Data entries for graphics:
* BEGIN *
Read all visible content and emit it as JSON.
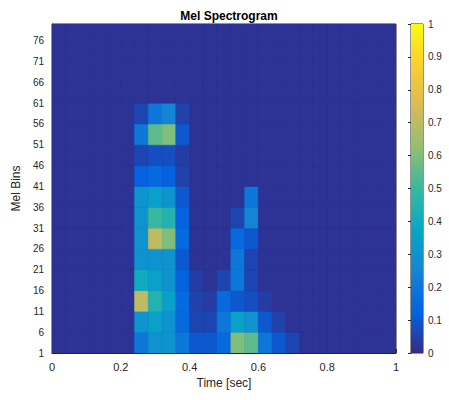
{
  "chart_data": {
    "type": "heatmap",
    "title": "Mel Spectrogram",
    "x_label": "Time [sec]",
    "y_label": "Mel Bins",
    "xlim": [
      0,
      1
    ],
    "xticks": [
      0,
      0.2,
      0.4,
      0.6,
      0.8,
      1
    ],
    "ylim": [
      1,
      80
    ],
    "yticks": [
      1,
      6,
      11,
      16,
      21,
      26,
      31,
      36,
      41,
      46,
      51,
      56,
      61,
      66,
      71,
      76
    ],
    "x_edges": [
      0,
      0.04,
      0.08,
      0.12,
      0.16,
      0.2,
      0.24,
      0.28,
      0.32,
      0.36,
      0.4,
      0.44,
      0.48,
      0.52,
      0.56,
      0.6,
      0.64,
      0.68,
      0.72,
      0.76,
      0.8,
      0.84,
      0.88,
      0.92,
      0.96,
      1
    ],
    "y_edges": [
      1,
      6,
      11,
      16,
      21,
      26,
      31,
      36,
      41,
      46,
      51,
      56,
      61,
      66,
      71,
      76,
      80
    ],
    "values": [
      [
        0.02,
        0.02,
        0.02,
        0.02,
        0.02,
        0.02,
        0.2,
        0.3,
        0.3,
        0.2,
        0.1,
        0.1,
        0.15,
        0.6,
        0.55,
        0.2,
        0.1,
        0.06,
        0.02,
        0.02,
        0.02,
        0.02,
        0.02,
        0.02,
        0.02
      ],
      [
        0.02,
        0.02,
        0.02,
        0.02,
        0.02,
        0.02,
        0.3,
        0.35,
        0.3,
        0.15,
        0.06,
        0.06,
        0.2,
        0.35,
        0.3,
        0.1,
        0.05,
        0.02,
        0.02,
        0.02,
        0.02,
        0.02,
        0.02,
        0.02,
        0.02
      ],
      [
        0.02,
        0.02,
        0.02,
        0.02,
        0.02,
        0.02,
        0.7,
        0.45,
        0.35,
        0.15,
        0.05,
        0.04,
        0.15,
        0.1,
        0.08,
        0.04,
        0.02,
        0.02,
        0.02,
        0.02,
        0.02,
        0.02,
        0.02,
        0.02,
        0.02
      ],
      [
        0.02,
        0.02,
        0.02,
        0.02,
        0.02,
        0.02,
        0.4,
        0.35,
        0.3,
        0.12,
        0.04,
        0.02,
        0.06,
        0.2,
        0.06,
        0.02,
        0.02,
        0.02,
        0.02,
        0.02,
        0.02,
        0.02,
        0.02,
        0.02,
        0.02
      ],
      [
        0.02,
        0.02,
        0.02,
        0.02,
        0.02,
        0.02,
        0.3,
        0.3,
        0.3,
        0.1,
        0.02,
        0.02,
        0.02,
        0.2,
        0.06,
        0.02,
        0.02,
        0.02,
        0.02,
        0.02,
        0.02,
        0.02,
        0.02,
        0.02,
        0.02
      ],
      [
        0.02,
        0.02,
        0.02,
        0.02,
        0.02,
        0.02,
        0.3,
        0.7,
        0.6,
        0.15,
        0.02,
        0.02,
        0.02,
        0.15,
        0.1,
        0.02,
        0.02,
        0.02,
        0.02,
        0.02,
        0.02,
        0.02,
        0.02,
        0.02,
        0.02
      ],
      [
        0.02,
        0.02,
        0.02,
        0.02,
        0.02,
        0.02,
        0.3,
        0.5,
        0.45,
        0.12,
        0.02,
        0.02,
        0.02,
        0.06,
        0.25,
        0.02,
        0.02,
        0.02,
        0.02,
        0.02,
        0.02,
        0.02,
        0.02,
        0.02,
        0.02
      ],
      [
        0.02,
        0.02,
        0.02,
        0.02,
        0.02,
        0.02,
        0.3,
        0.35,
        0.3,
        0.1,
        0.02,
        0.02,
        0.02,
        0.02,
        0.2,
        0.02,
        0.02,
        0.02,
        0.02,
        0.02,
        0.02,
        0.02,
        0.02,
        0.02,
        0.02
      ],
      [
        0.02,
        0.02,
        0.02,
        0.02,
        0.02,
        0.02,
        0.12,
        0.15,
        0.12,
        0.05,
        0.02,
        0.02,
        0.02,
        0.02,
        0.02,
        0.02,
        0.02,
        0.02,
        0.02,
        0.02,
        0.02,
        0.02,
        0.02,
        0.02,
        0.02
      ],
      [
        0.02,
        0.02,
        0.02,
        0.02,
        0.02,
        0.02,
        0.06,
        0.08,
        0.08,
        0.04,
        0.02,
        0.02,
        0.02,
        0.02,
        0.02,
        0.02,
        0.02,
        0.02,
        0.02,
        0.02,
        0.02,
        0.02,
        0.02,
        0.02,
        0.02
      ],
      [
        0.02,
        0.02,
        0.02,
        0.02,
        0.02,
        0.02,
        0.2,
        0.55,
        0.6,
        0.1,
        0.02,
        0.02,
        0.02,
        0.02,
        0.02,
        0.02,
        0.02,
        0.02,
        0.02,
        0.02,
        0.02,
        0.02,
        0.02,
        0.02,
        0.02
      ],
      [
        0.02,
        0.02,
        0.02,
        0.02,
        0.02,
        0.02,
        0.06,
        0.2,
        0.25,
        0.05,
        0.02,
        0.02,
        0.02,
        0.02,
        0.02,
        0.02,
        0.02,
        0.02,
        0.02,
        0.02,
        0.02,
        0.02,
        0.02,
        0.02,
        0.02
      ],
      [
        0.02,
        0.02,
        0.02,
        0.02,
        0.02,
        0.02,
        0.02,
        0.02,
        0.02,
        0.02,
        0.02,
        0.02,
        0.02,
        0.02,
        0.02,
        0.02,
        0.02,
        0.02,
        0.02,
        0.02,
        0.02,
        0.02,
        0.02,
        0.02,
        0.02
      ],
      [
        0.02,
        0.02,
        0.02,
        0.02,
        0.02,
        0.02,
        0.02,
        0.02,
        0.02,
        0.02,
        0.02,
        0.02,
        0.02,
        0.02,
        0.02,
        0.02,
        0.02,
        0.02,
        0.02,
        0.02,
        0.02,
        0.02,
        0.02,
        0.02,
        0.02
      ],
      [
        0.02,
        0.02,
        0.02,
        0.02,
        0.02,
        0.02,
        0.02,
        0.02,
        0.02,
        0.02,
        0.02,
        0.02,
        0.02,
        0.02,
        0.02,
        0.02,
        0.02,
        0.02,
        0.02,
        0.02,
        0.02,
        0.02,
        0.02,
        0.02,
        0.02
      ],
      [
        0.02,
        0.02,
        0.02,
        0.02,
        0.02,
        0.02,
        0.02,
        0.02,
        0.02,
        0.02,
        0.02,
        0.02,
        0.02,
        0.02,
        0.02,
        0.02,
        0.02,
        0.02,
        0.02,
        0.02,
        0.02,
        0.02,
        0.02,
        0.02,
        0.02
      ]
    ],
    "colorbar_lim": [
      0,
      1
    ],
    "colorbar_ticks": [
      0,
      0.1,
      0.2,
      0.3,
      0.4,
      0.5,
      0.6,
      0.7,
      0.8,
      0.9,
      1
    ]
  }
}
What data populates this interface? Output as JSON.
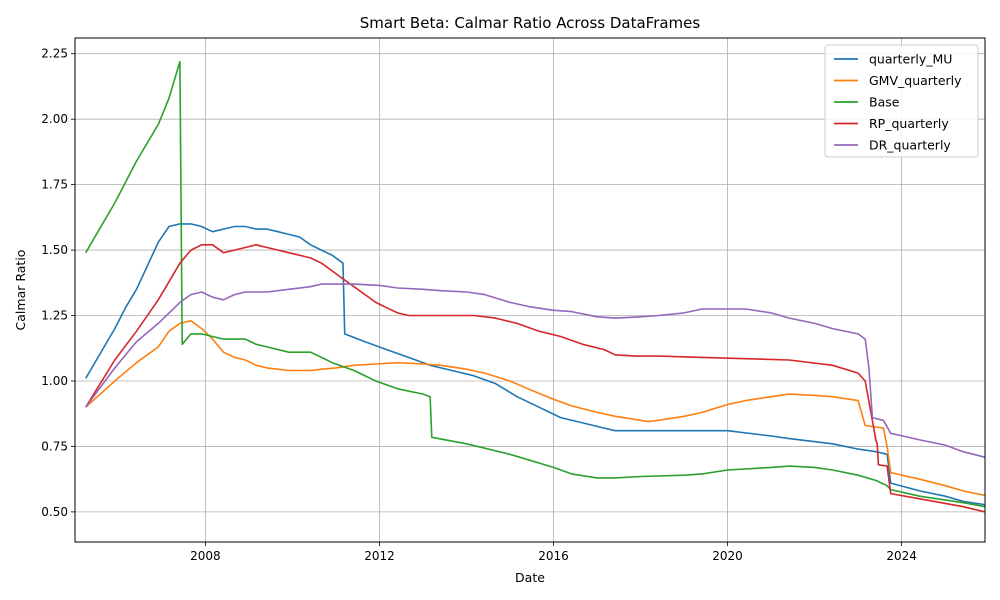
{
  "chart_data": {
    "type": "line",
    "title": "Smart Beta: Calmar Ratio Across DataFrames",
    "xlabel": "Date",
    "ylabel": "Calmar Ratio",
    "xlim": [
      "2005-01-01",
      "2025-12-01"
    ],
    "ylim": [
      0.385,
      2.31
    ],
    "xticks": [
      {
        "label": "2008",
        "date": "2008-01-01"
      },
      {
        "label": "2012",
        "date": "2012-01-01"
      },
      {
        "label": "2016",
        "date": "2016-01-01"
      },
      {
        "label": "2020",
        "date": "2020-01-01"
      },
      {
        "label": "2024",
        "date": "2024-01-01"
      }
    ],
    "yticks": [
      0.5,
      0.75,
      1.0,
      1.25,
      1.5,
      1.75,
      2.0,
      2.25
    ],
    "ytick_labels": [
      "0.50",
      "0.75",
      "1.00",
      "1.25",
      "1.50",
      "1.75",
      "2.00",
      "2.25"
    ],
    "grid": true,
    "legend_position": "top-right",
    "series": [
      {
        "name": "quarterly_MU",
        "color": "#1f77b4",
        "points": [
          [
            "2005-04-01",
            1.01
          ],
          [
            "2005-12-01",
            1.2
          ],
          [
            "2006-03-01",
            1.28
          ],
          [
            "2006-06-01",
            1.35
          ],
          [
            "2006-09-01",
            1.44
          ],
          [
            "2006-12-01",
            1.53
          ],
          [
            "2007-03-01",
            1.59
          ],
          [
            "2007-06-01",
            1.6
          ],
          [
            "2007-09-01",
            1.6
          ],
          [
            "2007-12-01",
            1.59
          ],
          [
            "2008-03-01",
            1.57
          ],
          [
            "2008-06-01",
            1.58
          ],
          [
            "2008-09-01",
            1.59
          ],
          [
            "2008-12-01",
            1.59
          ],
          [
            "2009-03-01",
            1.58
          ],
          [
            "2009-06-01",
            1.58
          ],
          [
            "2009-09-01",
            1.57
          ],
          [
            "2009-12-01",
            1.56
          ],
          [
            "2010-03-01",
            1.55
          ],
          [
            "2010-06-01",
            1.52
          ],
          [
            "2010-09-01",
            1.5
          ],
          [
            "2010-12-01",
            1.48
          ],
          [
            "2011-03-01",
            1.45
          ],
          [
            "2011-03-15",
            1.18
          ],
          [
            "2011-09-01",
            1.15
          ],
          [
            "2012-03-01",
            1.12
          ],
          [
            "2012-09-01",
            1.09
          ],
          [
            "2013-03-01",
            1.06
          ],
          [
            "2013-09-01",
            1.04
          ],
          [
            "2014-03-01",
            1.02
          ],
          [
            "2014-09-01",
            0.99
          ],
          [
            "2015-03-01",
            0.94
          ],
          [
            "2015-09-01",
            0.9
          ],
          [
            "2016-03-01",
            0.86
          ],
          [
            "2016-09-01",
            0.84
          ],
          [
            "2017-03-01",
            0.82
          ],
          [
            "2017-06-01",
            0.81
          ],
          [
            "2018-01-01",
            0.81
          ],
          [
            "2019-01-01",
            0.81
          ],
          [
            "2020-01-01",
            0.81
          ],
          [
            "2021-01-01",
            0.79
          ],
          [
            "2021-06-01",
            0.78
          ],
          [
            "2022-06-01",
            0.76
          ],
          [
            "2023-01-01",
            0.74
          ],
          [
            "2023-06-01",
            0.73
          ],
          [
            "2023-09-01",
            0.72
          ],
          [
            "2023-10-01",
            0.61
          ],
          [
            "2024-06-01",
            0.58
          ],
          [
            "2025-01-01",
            0.56
          ],
          [
            "2025-06-01",
            0.54
          ],
          [
            "2026-01-01",
            0.525
          ],
          [
            "2026-04-01",
            0.52
          ]
        ]
      },
      {
        "name": "GMV_quarterly",
        "color": "#ff7f0e",
        "points": [
          [
            "2005-04-01",
            0.9
          ],
          [
            "2005-12-01",
            1.0
          ],
          [
            "2006-06-01",
            1.07
          ],
          [
            "2006-12-01",
            1.13
          ],
          [
            "2007-03-01",
            1.19
          ],
          [
            "2007-06-01",
            1.22
          ],
          [
            "2007-09-01",
            1.23
          ],
          [
            "2007-12-01",
            1.2
          ],
          [
            "2008-03-01",
            1.16
          ],
          [
            "2008-06-01",
            1.11
          ],
          [
            "2008-09-01",
            1.09
          ],
          [
            "2008-12-01",
            1.08
          ],
          [
            "2009-03-01",
            1.06
          ],
          [
            "2009-06-01",
            1.05
          ],
          [
            "2009-12-01",
            1.04
          ],
          [
            "2010-06-01",
            1.04
          ],
          [
            "2010-09-01",
            1.045
          ],
          [
            "2011-01-01",
            1.05
          ],
          [
            "2011-06-01",
            1.06
          ],
          [
            "2011-12-01",
            1.065
          ],
          [
            "2012-06-01",
            1.07
          ],
          [
            "2013-01-01",
            1.065
          ],
          [
            "2013-06-01",
            1.06
          ],
          [
            "2014-01-01",
            1.045
          ],
          [
            "2014-06-01",
            1.03
          ],
          [
            "2015-01-01",
            1.0
          ],
          [
            "2015-06-01",
            0.97
          ],
          [
            "2016-01-01",
            0.93
          ],
          [
            "2016-06-01",
            0.905
          ],
          [
            "2017-01-01",
            0.88
          ],
          [
            "2017-06-01",
            0.865
          ],
          [
            "2018-01-01",
            0.85
          ],
          [
            "2018-03-01",
            0.845
          ],
          [
            "2018-06-01",
            0.85
          ],
          [
            "2019-01-01",
            0.865
          ],
          [
            "2019-06-01",
            0.88
          ],
          [
            "2020-01-01",
            0.91
          ],
          [
            "2020-06-01",
            0.925
          ],
          [
            "2021-01-01",
            0.94
          ],
          [
            "2021-06-01",
            0.95
          ],
          [
            "2022-01-01",
            0.945
          ],
          [
            "2022-06-01",
            0.94
          ],
          [
            "2023-01-01",
            0.925
          ],
          [
            "2023-03-01",
            0.83
          ],
          [
            "2023-08-01",
            0.82
          ],
          [
            "2023-09-01",
            0.75
          ],
          [
            "2023-10-01",
            0.65
          ],
          [
            "2024-06-01",
            0.625
          ],
          [
            "2025-01-01",
            0.6
          ],
          [
            "2025-06-01",
            0.58
          ],
          [
            "2026-01-01",
            0.56
          ],
          [
            "2026-06-01",
            0.55
          ]
        ]
      },
      {
        "name": "Base",
        "color": "#2ca02c",
        "points": [
          [
            "2005-04-01",
            1.49
          ],
          [
            "2005-12-01",
            1.68
          ],
          [
            "2006-06-01",
            1.84
          ],
          [
            "2006-12-01",
            1.98
          ],
          [
            "2007-03-01",
            2.08
          ],
          [
            "2007-06-01",
            2.22
          ],
          [
            "2007-06-20",
            1.14
          ],
          [
            "2007-09-01",
            1.18
          ],
          [
            "2007-12-01",
            1.18
          ],
          [
            "2008-03-01",
            1.17
          ],
          [
            "2008-06-01",
            1.16
          ],
          [
            "2008-09-01",
            1.16
          ],
          [
            "2008-12-01",
            1.16
          ],
          [
            "2009-03-01",
            1.14
          ],
          [
            "2009-06-01",
            1.13
          ],
          [
            "2009-12-01",
            1.11
          ],
          [
            "2010-06-01",
            1.11
          ],
          [
            "2010-09-01",
            1.09
          ],
          [
            "2010-12-01",
            1.07
          ],
          [
            "2011-06-01",
            1.04
          ],
          [
            "2011-12-01",
            1.0
          ],
          [
            "2012-06-01",
            0.97
          ],
          [
            "2013-01-01",
            0.95
          ],
          [
            "2013-03-01",
            0.94
          ],
          [
            "2013-03-15",
            0.785
          ],
          [
            "2014-01-01",
            0.76
          ],
          [
            "2015-01-01",
            0.72
          ],
          [
            "2016-01-01",
            0.67
          ],
          [
            "2016-06-01",
            0.645
          ],
          [
            "2017-01-01",
            0.63
          ],
          [
            "2017-06-01",
            0.63
          ],
          [
            "2018-01-01",
            0.635
          ],
          [
            "2019-01-01",
            0.64
          ],
          [
            "2019-06-01",
            0.645
          ],
          [
            "2020-01-01",
            0.66
          ],
          [
            "2021-01-01",
            0.67
          ],
          [
            "2021-06-01",
            0.675
          ],
          [
            "2022-01-01",
            0.67
          ],
          [
            "2022-06-01",
            0.66
          ],
          [
            "2023-01-01",
            0.64
          ],
          [
            "2023-06-01",
            0.62
          ],
          [
            "2023-09-01",
            0.6
          ],
          [
            "2023-10-01",
            0.585
          ],
          [
            "2024-06-01",
            0.56
          ],
          [
            "2025-06-01",
            0.535
          ],
          [
            "2026-06-01",
            0.505
          ]
        ]
      },
      {
        "name": "RP_quarterly",
        "color": "#d62728",
        "points": [
          [
            "2005-04-01",
            0.9
          ],
          [
            "2005-12-01",
            1.08
          ],
          [
            "2006-06-01",
            1.19
          ],
          [
            "2006-12-01",
            1.31
          ],
          [
            "2007-06-01",
            1.45
          ],
          [
            "2007-09-01",
            1.5
          ],
          [
            "2007-12-01",
            1.52
          ],
          [
            "2008-03-01",
            1.52
          ],
          [
            "2008-06-01",
            1.49
          ],
          [
            "2008-09-01",
            1.5
          ],
          [
            "2008-12-01",
            1.51
          ],
          [
            "2009-03-01",
            1.52
          ],
          [
            "2009-06-01",
            1.51
          ],
          [
            "2009-09-01",
            1.5
          ],
          [
            "2009-12-01",
            1.49
          ],
          [
            "2010-06-01",
            1.47
          ],
          [
            "2010-09-01",
            1.45
          ],
          [
            "2010-12-01",
            1.42
          ],
          [
            "2011-03-01",
            1.39
          ],
          [
            "2011-06-01",
            1.36
          ],
          [
            "2011-09-01",
            1.33
          ],
          [
            "2011-12-01",
            1.3
          ],
          [
            "2012-03-01",
            1.28
          ],
          [
            "2012-06-01",
            1.26
          ],
          [
            "2012-09-01",
            1.25
          ],
          [
            "2013-03-01",
            1.25
          ],
          [
            "2013-09-01",
            1.25
          ],
          [
            "2014-03-01",
            1.25
          ],
          [
            "2014-09-01",
            1.24
          ],
          [
            "2015-03-01",
            1.22
          ],
          [
            "2015-09-01",
            1.19
          ],
          [
            "2016-03-01",
            1.17
          ],
          [
            "2016-09-01",
            1.14
          ],
          [
            "2017-03-01",
            1.12
          ],
          [
            "2017-06-01",
            1.1
          ],
          [
            "2017-12-01",
            1.095
          ],
          [
            "2018-06-01",
            1.095
          ],
          [
            "2019-06-01",
            1.09
          ],
          [
            "2020-06-01",
            1.085
          ],
          [
            "2021-06-01",
            1.08
          ],
          [
            "2022-06-01",
            1.06
          ],
          [
            "2023-01-01",
            1.03
          ],
          [
            "2023-03-01",
            1.0
          ],
          [
            "2023-06-01",
            0.77
          ],
          [
            "2023-06-10",
            0.76
          ],
          [
            "2023-06-20",
            0.68
          ],
          [
            "2023-09-01",
            0.675
          ],
          [
            "2023-10-01",
            0.57
          ],
          [
            "2024-06-01",
            0.55
          ],
          [
            "2025-06-01",
            0.52
          ],
          [
            "2026-06-01",
            0.48
          ]
        ]
      },
      {
        "name": "DR_quarterly",
        "color": "#9467bd",
        "points": [
          [
            "2005-04-01",
            0.9
          ],
          [
            "2005-12-01",
            1.05
          ],
          [
            "2006-06-01",
            1.15
          ],
          [
            "2006-12-01",
            1.22
          ],
          [
            "2007-06-01",
            1.3
          ],
          [
            "2007-09-01",
            1.33
          ],
          [
            "2007-12-01",
            1.34
          ],
          [
            "2008-03-01",
            1.32
          ],
          [
            "2008-06-01",
            1.31
          ],
          [
            "2008-09-01",
            1.33
          ],
          [
            "2008-12-01",
            1.34
          ],
          [
            "2009-06-01",
            1.34
          ],
          [
            "2009-12-01",
            1.35
          ],
          [
            "2010-06-01",
            1.36
          ],
          [
            "2010-09-01",
            1.37
          ],
          [
            "2010-12-01",
            1.37
          ],
          [
            "2011-06-01",
            1.37
          ],
          [
            "2012-01-01",
            1.365
          ],
          [
            "2012-06-01",
            1.355
          ],
          [
            "2013-01-01",
            1.35
          ],
          [
            "2013-06-01",
            1.345
          ],
          [
            "2014-01-01",
            1.34
          ],
          [
            "2014-06-01",
            1.33
          ],
          [
            "2015-01-01",
            1.3
          ],
          [
            "2015-06-01",
            1.285
          ],
          [
            "2016-01-01",
            1.27
          ],
          [
            "2016-06-01",
            1.265
          ],
          [
            "2017-01-01",
            1.245
          ],
          [
            "2017-06-01",
            1.24
          ],
          [
            "2018-01-01",
            1.245
          ],
          [
            "2018-06-01",
            1.25
          ],
          [
            "2019-01-01",
            1.26
          ],
          [
            "2019-06-01",
            1.275
          ],
          [
            "2020-01-01",
            1.275
          ],
          [
            "2020-06-01",
            1.275
          ],
          [
            "2021-01-01",
            1.26
          ],
          [
            "2021-06-01",
            1.24
          ],
          [
            "2022-01-01",
            1.22
          ],
          [
            "2022-06-01",
            1.2
          ],
          [
            "2023-01-01",
            1.18
          ],
          [
            "2023-03-01",
            1.16
          ],
          [
            "2023-04-01",
            1.05
          ],
          [
            "2023-05-01",
            0.86
          ],
          [
            "2023-08-01",
            0.85
          ],
          [
            "2023-10-01",
            0.8
          ],
          [
            "2024-06-01",
            0.775
          ],
          [
            "2025-01-01",
            0.755
          ],
          [
            "2025-06-01",
            0.73
          ],
          [
            "2026-01-01",
            0.705
          ],
          [
            "2026-06-01",
            0.695
          ]
        ]
      }
    ]
  }
}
* END *
Short problem: Search the entries for the word "JSON" and copy every line that has it.

Output:
Read all visible content and emit it as JSON.
What data populates this interface? Output as JSON.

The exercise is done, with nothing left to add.